> _TASK MATERIAL_:

--------------------------------------------------

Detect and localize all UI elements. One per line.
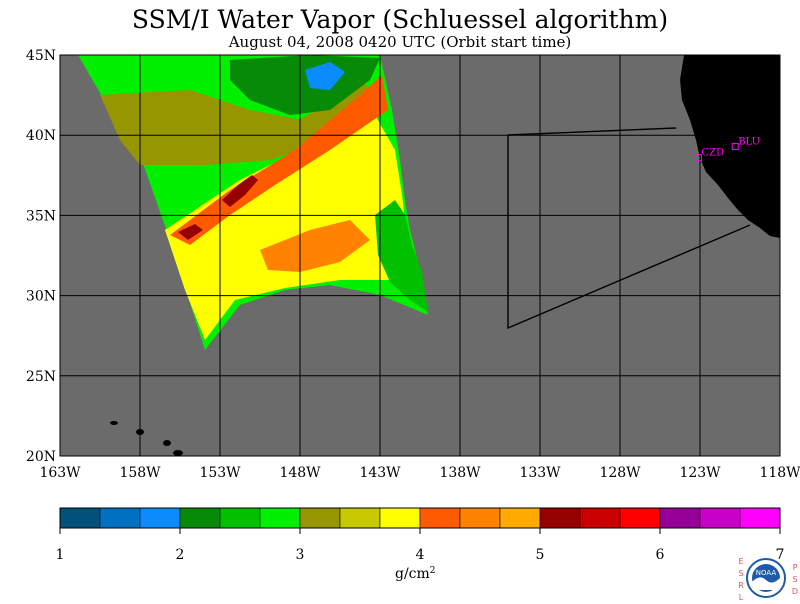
colorbar-swatch <box>139 507 181 529</box>
longitude-label: 153W <box>199 465 241 481</box>
colorbar-swatch <box>259 507 301 529</box>
longitude-labels: 163W 158W 153W 148W 143W 138W 133W 128W 123W 118W <box>39 465 800 481</box>
longitude-label: 148W <box>279 465 321 481</box>
swath-yellow-band <box>165 115 408 340</box>
latitude-label: 25N <box>26 369 56 385</box>
colorbar-swatch <box>219 507 261 529</box>
latitude-label: 30N <box>26 289 56 305</box>
colorbar-swatch <box>299 507 341 529</box>
map-frame <box>59 54 781 457</box>
colorbar-swatch <box>59 507 101 529</box>
noaa-logo-text: NOAA <box>756 569 777 577</box>
station-marker <box>694 154 702 162</box>
colorbar-swatch <box>739 507 781 529</box>
colorbar-swatch <box>699 507 741 529</box>
station-marker <box>731 142 739 150</box>
colorbar-swatch <box>419 507 461 529</box>
colorbar-unit-label: g/cm2 <box>395 566 436 582</box>
colorbar <box>59 507 781 529</box>
swath-darkred-west <box>178 224 203 240</box>
colorbar-swatch <box>379 507 421 529</box>
longitude-label: 138W <box>439 465 481 481</box>
colorbar-swatch <box>579 507 621 529</box>
colorbar-swatch <box>99 507 141 529</box>
longitude-label: 128W <box>599 465 641 481</box>
colorbar-tick-label: 3 <box>296 547 305 563</box>
north-america-coast <box>680 55 780 238</box>
longitude-label: 123W <box>679 465 721 481</box>
swath-green-east <box>375 200 428 312</box>
colorbar-swatch <box>459 507 501 529</box>
colorbar-swatch <box>499 507 541 529</box>
colorbar-swatch <box>339 507 381 529</box>
station-label: CZD <box>701 148 724 159</box>
colorbar-tick-label: 6 <box>656 547 665 563</box>
longitude-label: 133W <box>519 465 561 481</box>
longitude-label: 118W <box>759 465 800 481</box>
swath-data <box>78 55 428 350</box>
colorbar-tick-label: 1 <box>56 547 65 563</box>
station-label: BLU <box>738 136 760 147</box>
colorbar-swatch <box>179 507 221 529</box>
longitude-label: 143W <box>359 465 401 481</box>
colorbar-swatch <box>619 507 661 529</box>
latitude-label: 35N <box>26 208 56 224</box>
noaa-logo: NOAA <box>746 558 786 598</box>
colorbar-tick-label: 7 <box>776 547 785 563</box>
colorbar-tick-labels: 1 2 3 4 5 6 7 <box>56 528 785 563</box>
flight-track <box>507 127 751 330</box>
swath-darkred-core <box>222 175 258 207</box>
swath-orange-band <box>170 75 388 245</box>
colorbar-swatch <box>659 507 701 529</box>
latitude-label: 20N <box>26 449 56 465</box>
latitude-label: 40N <box>26 128 56 144</box>
latitude-labels: 20N 25N 30N 35N 40N 45N <box>26 48 56 465</box>
colorbar-tick-label: 5 <box>536 547 545 563</box>
longitude-label: 163W <box>39 465 81 481</box>
latitude-label: 45N <box>26 48 56 64</box>
colorbar-tick-label: 2 <box>176 547 185 563</box>
colorbar-tick-label: 4 <box>416 547 425 563</box>
swath-green-dark <box>230 55 380 115</box>
station-markers: CZD BLU <box>694 136 760 162</box>
map-subtitle: August 04, 2008 0420 UTC (Orbit start ti… <box>228 33 572 51</box>
swath-orange-south <box>260 220 370 272</box>
swath-blue-patch <box>305 62 345 90</box>
map-title: SSM/I Water Vapor (Schluessel algorithm) <box>131 5 669 34</box>
colorbar-swatch <box>539 507 581 529</box>
longitude-label: 158W <box>119 465 161 481</box>
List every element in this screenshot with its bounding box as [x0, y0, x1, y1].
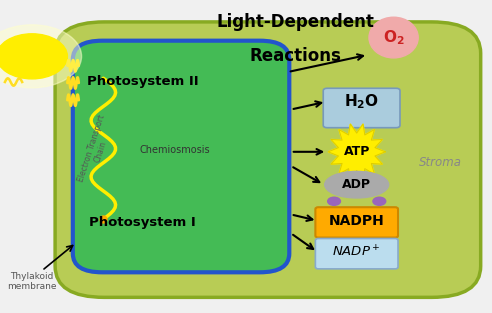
Text: Reactions: Reactions	[249, 47, 341, 65]
Text: Stroma: Stroma	[419, 156, 462, 169]
Circle shape	[0, 34, 67, 79]
Text: $\mathbf{H_2O}$: $\mathbf{H_2O}$	[344, 92, 379, 111]
Text: Photosystem I: Photosystem I	[90, 216, 196, 229]
FancyBboxPatch shape	[315, 207, 398, 238]
Ellipse shape	[0, 25, 82, 88]
Circle shape	[328, 197, 340, 205]
Ellipse shape	[325, 172, 389, 198]
Text: Chemiosmosis: Chemiosmosis	[139, 145, 210, 155]
Text: Thylakoid
membrane: Thylakoid membrane	[7, 272, 57, 291]
Text: Light-Dependent: Light-Dependent	[216, 13, 374, 31]
FancyBboxPatch shape	[55, 22, 481, 297]
Text: Electron Transport
Chain: Electron Transport Chain	[76, 114, 116, 187]
Text: Photosystem II: Photosystem II	[87, 75, 198, 88]
Text: $NADP^+$: $NADP^+$	[333, 244, 381, 259]
FancyBboxPatch shape	[323, 88, 400, 128]
Polygon shape	[328, 124, 385, 180]
Circle shape	[373, 197, 386, 205]
Ellipse shape	[369, 17, 418, 58]
FancyBboxPatch shape	[315, 239, 398, 269]
Text: ADP: ADP	[342, 178, 371, 191]
FancyBboxPatch shape	[73, 41, 289, 272]
Text: ATP: ATP	[343, 145, 370, 158]
Text: $\mathbf{O_2}$: $\mathbf{O_2}$	[383, 28, 404, 47]
Text: NADPH: NADPH	[329, 214, 385, 228]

--------------------------------------------------

> _WORK TO BE COMPLETED_:
Say how many lines of the material above contain the word "Transport". Reply with the number only.

> _ANSWER TO THE PROBLEM_:
2